Instructions to follow:
Provide only the number of lines in the listing that contain the string "Sodium".

Excerpted data:
- - -

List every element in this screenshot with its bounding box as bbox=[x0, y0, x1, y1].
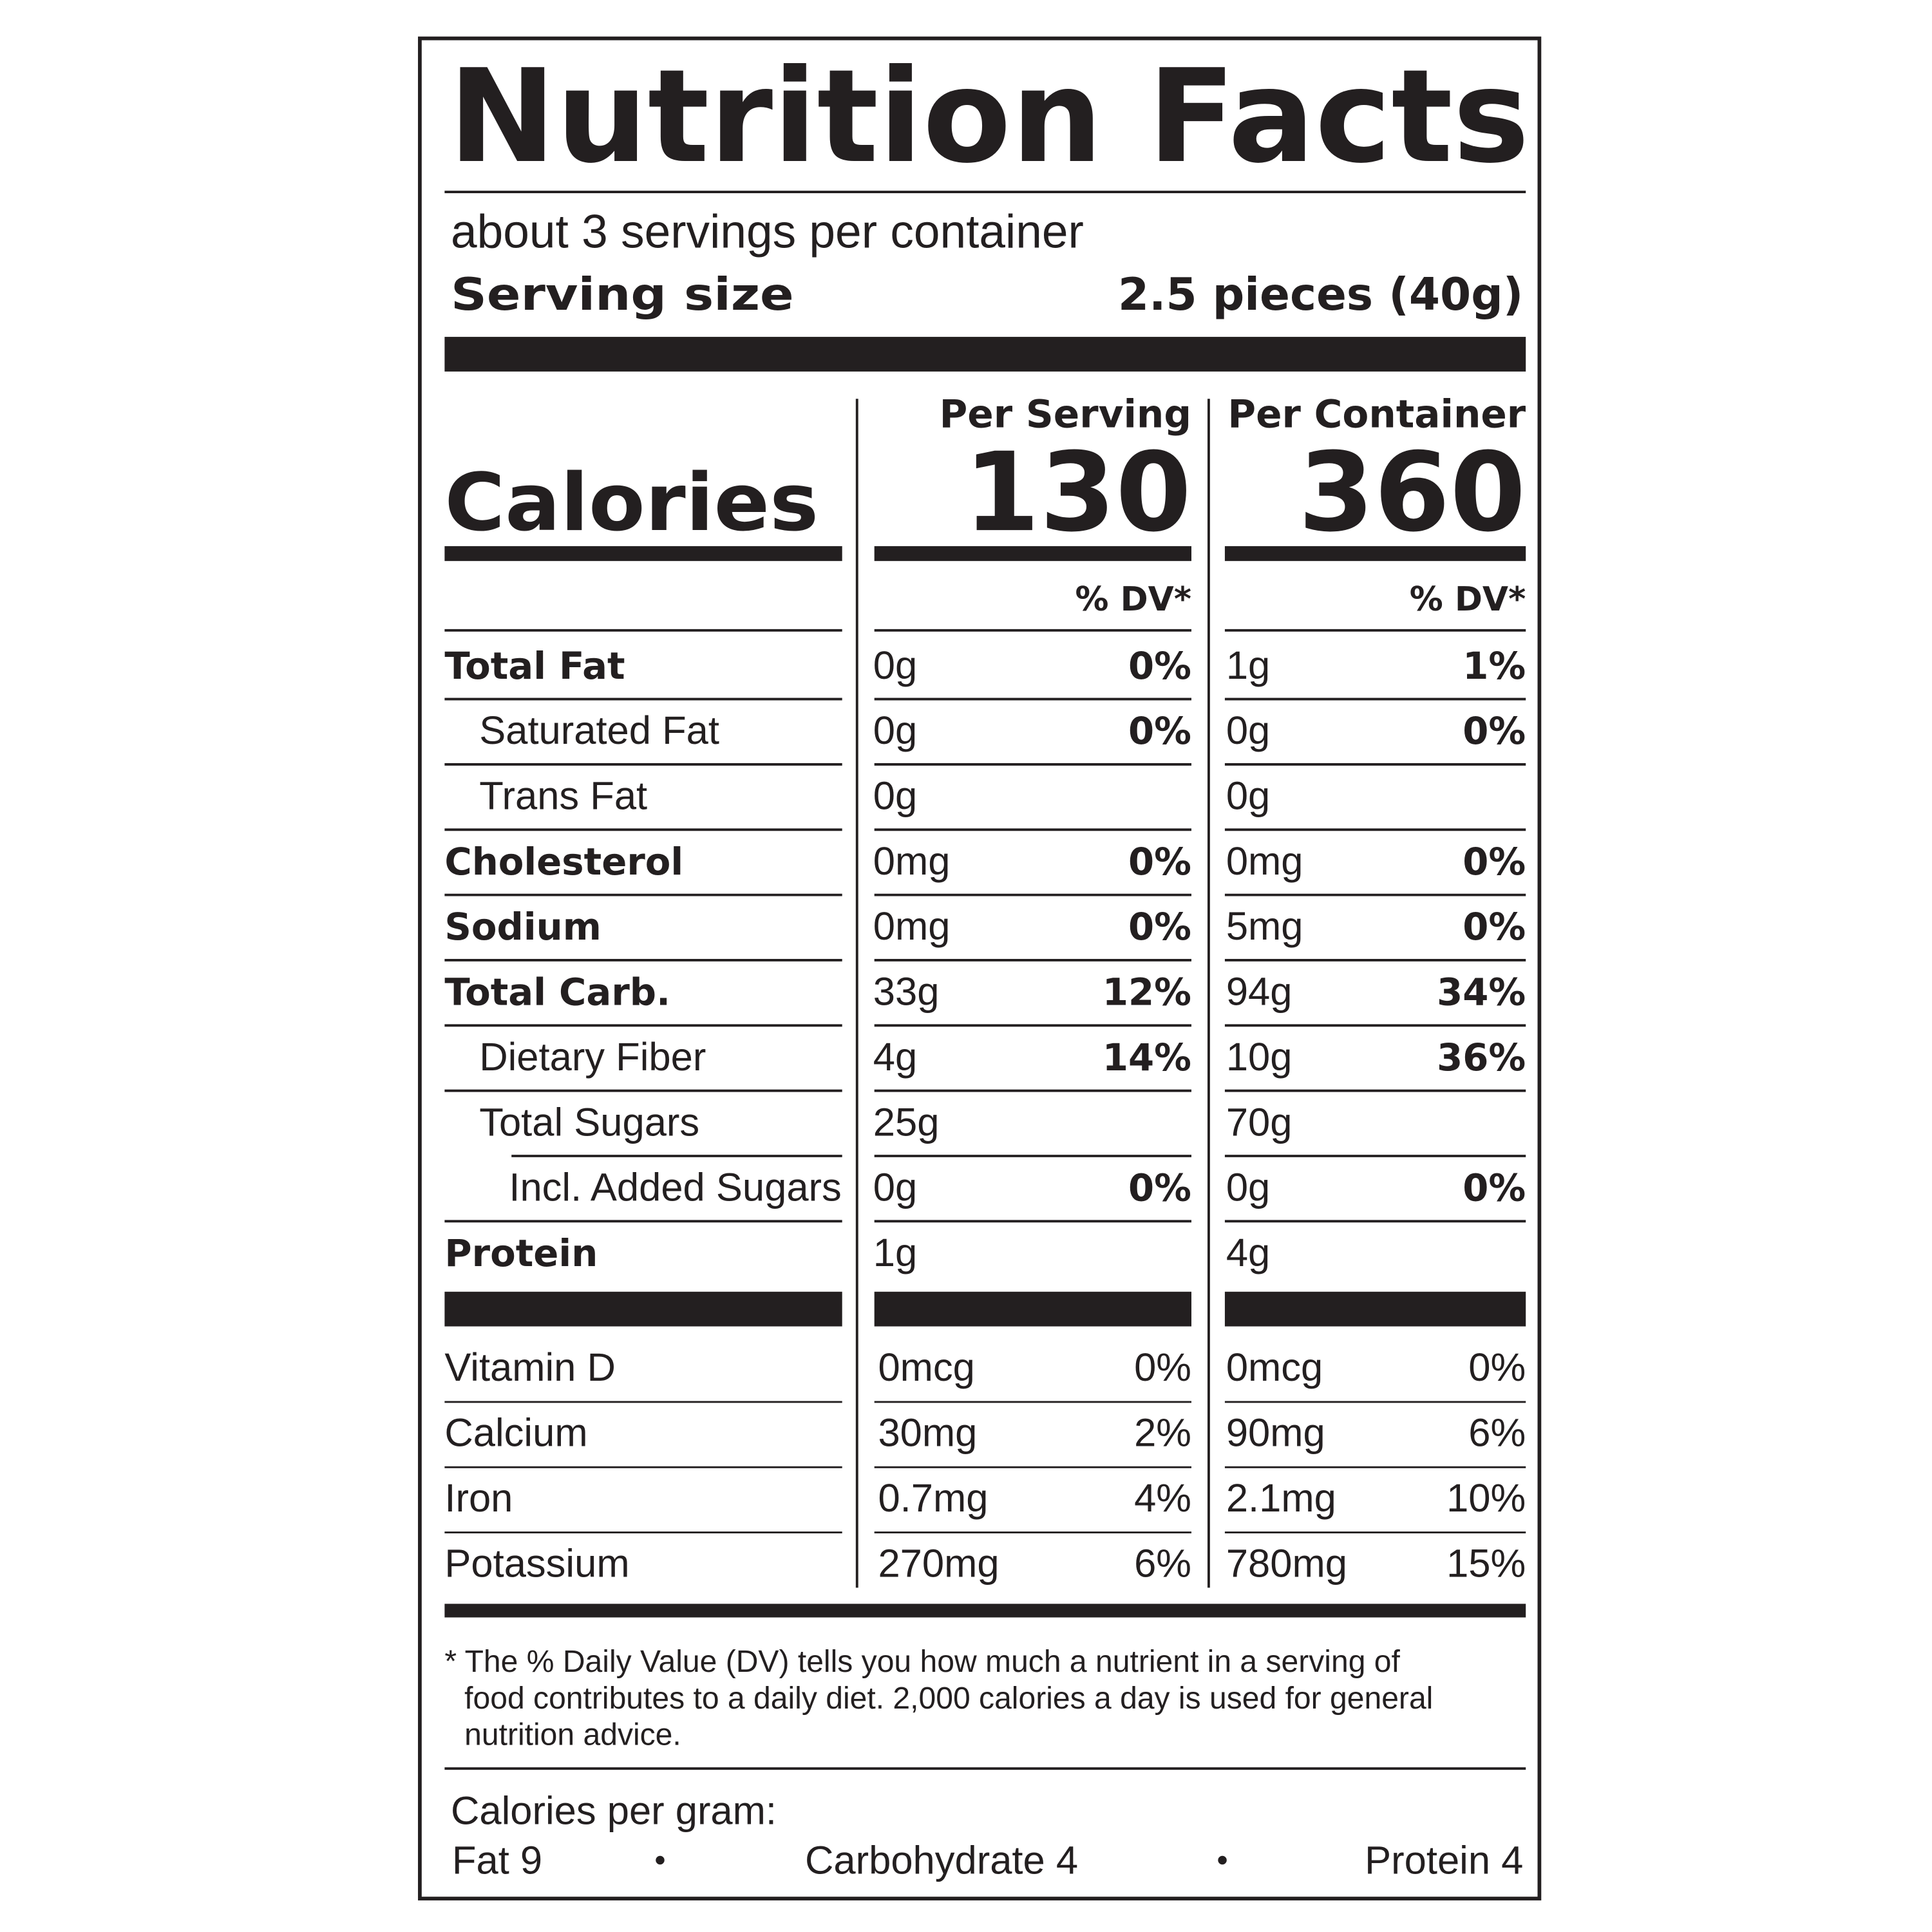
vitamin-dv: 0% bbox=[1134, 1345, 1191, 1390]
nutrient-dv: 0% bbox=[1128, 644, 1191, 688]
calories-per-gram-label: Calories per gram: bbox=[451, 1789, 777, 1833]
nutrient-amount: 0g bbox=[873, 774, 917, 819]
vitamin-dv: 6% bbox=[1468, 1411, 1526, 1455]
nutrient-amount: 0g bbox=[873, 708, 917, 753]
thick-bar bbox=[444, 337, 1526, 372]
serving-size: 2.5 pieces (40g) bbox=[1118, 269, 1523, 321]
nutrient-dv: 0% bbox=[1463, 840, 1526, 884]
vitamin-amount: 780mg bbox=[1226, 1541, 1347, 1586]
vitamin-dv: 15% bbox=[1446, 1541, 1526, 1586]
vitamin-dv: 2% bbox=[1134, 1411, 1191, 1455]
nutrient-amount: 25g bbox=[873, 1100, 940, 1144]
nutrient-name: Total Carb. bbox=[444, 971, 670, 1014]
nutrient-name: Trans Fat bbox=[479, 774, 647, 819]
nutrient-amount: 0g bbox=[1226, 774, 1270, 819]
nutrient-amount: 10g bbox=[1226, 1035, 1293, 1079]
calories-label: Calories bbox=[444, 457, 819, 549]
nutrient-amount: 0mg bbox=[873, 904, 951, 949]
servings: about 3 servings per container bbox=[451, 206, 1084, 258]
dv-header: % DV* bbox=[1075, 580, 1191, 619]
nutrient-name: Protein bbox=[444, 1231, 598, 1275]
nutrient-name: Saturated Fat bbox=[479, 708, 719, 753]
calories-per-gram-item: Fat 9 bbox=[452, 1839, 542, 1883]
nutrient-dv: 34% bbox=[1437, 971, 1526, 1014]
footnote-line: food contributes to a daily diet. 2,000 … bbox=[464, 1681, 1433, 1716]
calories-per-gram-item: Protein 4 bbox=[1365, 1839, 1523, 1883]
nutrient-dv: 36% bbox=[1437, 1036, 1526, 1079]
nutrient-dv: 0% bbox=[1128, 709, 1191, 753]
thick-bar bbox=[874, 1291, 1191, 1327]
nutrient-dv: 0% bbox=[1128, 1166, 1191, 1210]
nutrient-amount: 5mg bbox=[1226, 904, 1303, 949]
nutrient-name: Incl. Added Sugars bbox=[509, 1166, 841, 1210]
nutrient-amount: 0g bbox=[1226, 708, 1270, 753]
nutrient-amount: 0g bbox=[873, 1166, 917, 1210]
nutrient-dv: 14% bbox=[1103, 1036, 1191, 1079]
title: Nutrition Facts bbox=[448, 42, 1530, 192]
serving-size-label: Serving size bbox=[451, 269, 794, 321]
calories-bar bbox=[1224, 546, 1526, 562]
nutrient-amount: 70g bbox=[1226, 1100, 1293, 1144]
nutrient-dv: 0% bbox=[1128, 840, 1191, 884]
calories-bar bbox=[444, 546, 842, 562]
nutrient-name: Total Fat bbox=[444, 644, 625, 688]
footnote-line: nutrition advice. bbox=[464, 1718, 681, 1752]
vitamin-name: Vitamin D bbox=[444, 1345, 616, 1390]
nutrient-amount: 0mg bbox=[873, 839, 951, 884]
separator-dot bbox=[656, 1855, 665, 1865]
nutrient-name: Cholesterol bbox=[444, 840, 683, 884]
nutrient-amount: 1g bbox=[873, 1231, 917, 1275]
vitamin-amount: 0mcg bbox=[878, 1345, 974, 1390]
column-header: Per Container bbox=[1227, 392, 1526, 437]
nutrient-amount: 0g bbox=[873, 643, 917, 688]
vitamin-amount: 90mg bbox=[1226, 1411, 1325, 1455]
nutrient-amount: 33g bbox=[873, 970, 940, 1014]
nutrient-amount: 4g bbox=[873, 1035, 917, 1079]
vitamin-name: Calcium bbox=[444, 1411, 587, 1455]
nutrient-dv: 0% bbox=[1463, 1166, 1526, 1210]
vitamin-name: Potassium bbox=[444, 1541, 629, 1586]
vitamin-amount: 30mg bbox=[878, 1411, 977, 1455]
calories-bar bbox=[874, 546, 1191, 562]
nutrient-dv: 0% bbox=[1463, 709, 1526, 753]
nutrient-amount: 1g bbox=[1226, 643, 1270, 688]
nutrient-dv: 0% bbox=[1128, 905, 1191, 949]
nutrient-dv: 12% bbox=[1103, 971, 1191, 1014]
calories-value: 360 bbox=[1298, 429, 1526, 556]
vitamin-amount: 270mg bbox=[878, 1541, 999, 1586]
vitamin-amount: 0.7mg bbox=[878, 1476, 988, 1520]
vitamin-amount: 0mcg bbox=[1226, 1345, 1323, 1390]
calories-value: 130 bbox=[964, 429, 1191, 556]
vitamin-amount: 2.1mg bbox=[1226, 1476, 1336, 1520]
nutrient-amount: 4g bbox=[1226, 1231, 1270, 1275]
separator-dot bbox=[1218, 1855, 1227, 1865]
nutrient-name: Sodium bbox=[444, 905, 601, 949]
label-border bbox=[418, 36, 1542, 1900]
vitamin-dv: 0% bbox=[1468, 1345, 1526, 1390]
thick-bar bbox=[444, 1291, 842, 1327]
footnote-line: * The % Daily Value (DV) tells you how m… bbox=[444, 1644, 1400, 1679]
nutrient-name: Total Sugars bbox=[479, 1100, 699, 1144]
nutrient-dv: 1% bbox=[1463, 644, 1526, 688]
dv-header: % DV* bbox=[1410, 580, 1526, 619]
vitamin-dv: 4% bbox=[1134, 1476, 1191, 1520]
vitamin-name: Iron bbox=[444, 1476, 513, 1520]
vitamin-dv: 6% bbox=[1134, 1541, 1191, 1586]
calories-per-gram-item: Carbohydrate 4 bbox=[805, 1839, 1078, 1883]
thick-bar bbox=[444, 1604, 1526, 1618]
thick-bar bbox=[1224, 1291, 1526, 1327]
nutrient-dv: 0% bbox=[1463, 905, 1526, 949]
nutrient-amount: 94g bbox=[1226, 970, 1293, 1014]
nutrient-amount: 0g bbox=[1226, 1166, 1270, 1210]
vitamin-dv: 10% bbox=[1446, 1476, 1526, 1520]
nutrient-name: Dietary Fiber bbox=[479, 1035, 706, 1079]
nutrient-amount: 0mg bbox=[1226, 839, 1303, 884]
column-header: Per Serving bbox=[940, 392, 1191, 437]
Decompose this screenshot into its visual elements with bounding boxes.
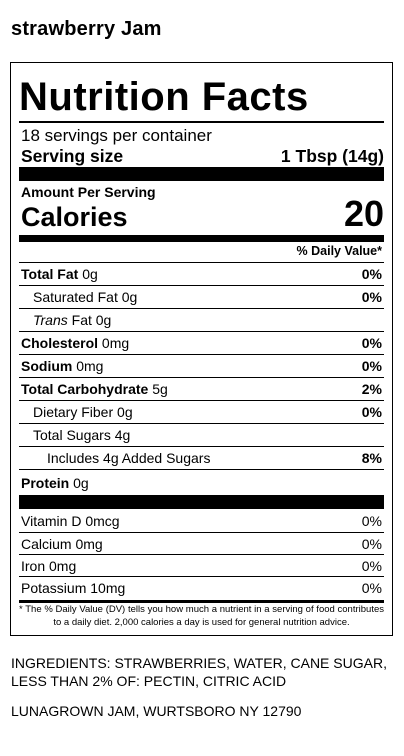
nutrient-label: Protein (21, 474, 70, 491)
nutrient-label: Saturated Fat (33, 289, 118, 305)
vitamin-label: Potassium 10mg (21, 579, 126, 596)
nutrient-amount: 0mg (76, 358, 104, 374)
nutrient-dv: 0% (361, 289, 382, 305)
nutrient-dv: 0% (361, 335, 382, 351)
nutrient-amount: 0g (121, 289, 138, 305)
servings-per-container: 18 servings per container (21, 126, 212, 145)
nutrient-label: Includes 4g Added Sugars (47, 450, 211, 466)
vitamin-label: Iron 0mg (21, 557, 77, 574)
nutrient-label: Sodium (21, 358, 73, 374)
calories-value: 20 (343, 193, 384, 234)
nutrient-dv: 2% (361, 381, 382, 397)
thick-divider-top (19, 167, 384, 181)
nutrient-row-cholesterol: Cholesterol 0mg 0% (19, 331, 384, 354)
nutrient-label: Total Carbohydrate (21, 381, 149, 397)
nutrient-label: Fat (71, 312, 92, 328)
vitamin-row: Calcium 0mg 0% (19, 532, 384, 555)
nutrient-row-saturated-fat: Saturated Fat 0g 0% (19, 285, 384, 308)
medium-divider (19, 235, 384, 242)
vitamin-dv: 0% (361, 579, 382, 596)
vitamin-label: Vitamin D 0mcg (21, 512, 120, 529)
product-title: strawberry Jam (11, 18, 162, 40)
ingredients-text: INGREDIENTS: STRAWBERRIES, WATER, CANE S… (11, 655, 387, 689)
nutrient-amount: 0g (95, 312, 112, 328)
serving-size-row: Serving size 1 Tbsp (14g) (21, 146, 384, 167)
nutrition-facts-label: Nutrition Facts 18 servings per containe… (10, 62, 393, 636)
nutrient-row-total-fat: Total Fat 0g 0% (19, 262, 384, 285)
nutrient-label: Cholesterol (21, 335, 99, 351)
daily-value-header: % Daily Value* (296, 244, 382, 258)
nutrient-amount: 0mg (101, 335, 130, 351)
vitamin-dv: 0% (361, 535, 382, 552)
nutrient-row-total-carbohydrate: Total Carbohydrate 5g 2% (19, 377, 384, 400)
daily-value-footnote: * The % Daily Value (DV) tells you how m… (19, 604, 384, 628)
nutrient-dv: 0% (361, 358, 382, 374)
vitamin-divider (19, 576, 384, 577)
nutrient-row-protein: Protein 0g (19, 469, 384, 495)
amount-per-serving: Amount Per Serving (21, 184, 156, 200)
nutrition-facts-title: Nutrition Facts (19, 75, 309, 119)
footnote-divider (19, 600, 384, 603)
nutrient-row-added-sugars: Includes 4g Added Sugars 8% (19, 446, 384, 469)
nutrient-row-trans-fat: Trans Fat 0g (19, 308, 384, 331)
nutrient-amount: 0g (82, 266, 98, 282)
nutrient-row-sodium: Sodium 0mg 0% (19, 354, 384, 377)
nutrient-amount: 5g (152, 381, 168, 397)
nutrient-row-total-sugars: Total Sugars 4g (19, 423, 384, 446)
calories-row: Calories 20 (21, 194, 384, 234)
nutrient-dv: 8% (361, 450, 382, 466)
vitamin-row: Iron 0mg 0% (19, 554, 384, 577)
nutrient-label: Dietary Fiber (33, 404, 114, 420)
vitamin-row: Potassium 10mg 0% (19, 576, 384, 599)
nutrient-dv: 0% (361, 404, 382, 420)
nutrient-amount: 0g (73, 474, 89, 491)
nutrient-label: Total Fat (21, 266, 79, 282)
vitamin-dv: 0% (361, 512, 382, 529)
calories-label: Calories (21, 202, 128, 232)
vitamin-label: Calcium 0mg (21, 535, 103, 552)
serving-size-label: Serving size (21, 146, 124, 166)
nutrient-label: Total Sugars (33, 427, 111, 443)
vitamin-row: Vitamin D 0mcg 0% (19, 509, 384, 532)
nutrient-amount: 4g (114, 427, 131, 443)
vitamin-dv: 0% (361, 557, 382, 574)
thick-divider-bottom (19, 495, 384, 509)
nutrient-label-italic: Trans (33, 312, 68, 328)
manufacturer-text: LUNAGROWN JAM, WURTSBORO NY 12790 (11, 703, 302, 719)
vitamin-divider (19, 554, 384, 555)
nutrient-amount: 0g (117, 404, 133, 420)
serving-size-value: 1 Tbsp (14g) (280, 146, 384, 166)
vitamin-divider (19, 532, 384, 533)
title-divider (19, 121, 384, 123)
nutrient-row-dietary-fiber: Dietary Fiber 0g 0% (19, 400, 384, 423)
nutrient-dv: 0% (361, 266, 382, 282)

- - -

Output:
3